> [To do] From the entries below, copy out every line with "What" in it.

> [Source records]
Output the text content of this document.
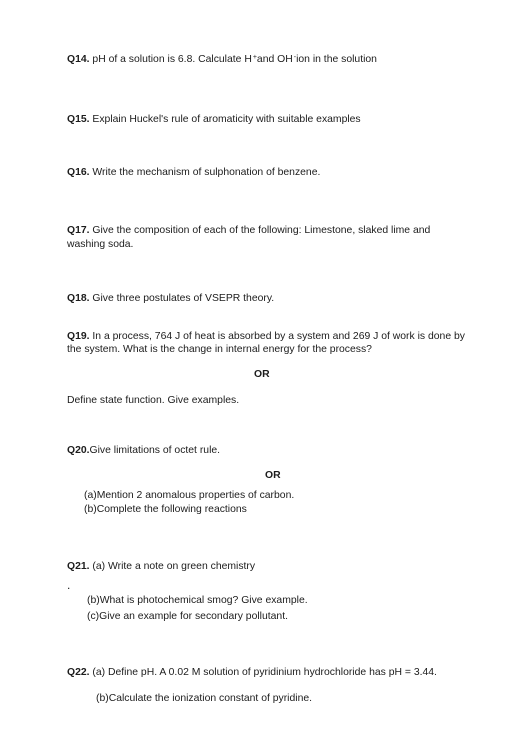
Q14. pH of a solution is 6.8. Calculate H+and OH-ion in the solution
Q15. Explain Huckel's rule of aromaticity with suitable examples
Q16. Write the mechanism of sulphonation of benzene.
Q17. Give the composition of each of the following: Limestone, slaked lime and
washing soda.
Q18. Give three postulates of VSEPR theory.
Q19. In a process, 764 J of heat is absorbed by a system and 269 J of work is done by
the system. What is the change in internal energy for the process?
OR
Define state function. Give examples.
Q20.Give limitations of octet rule.
OR
(a)Mention 2 anomalous properties of carbon.
(b)Complete the following reactions
Q21. (a) Write a note on green chemistry
.
(b)What is photochemical smog? Give example.
(c)Give an example for secondary pollutant.
Q22. (a) Define pH. A 0.02 M solution of pyridinium hydrochloride has pH = 3.44.
(b)Calculate the ionization constant of pyridine.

> [Correct answer]
the system. What is the change in internal energy for the process?
(b)What is photochemical smog? Give example.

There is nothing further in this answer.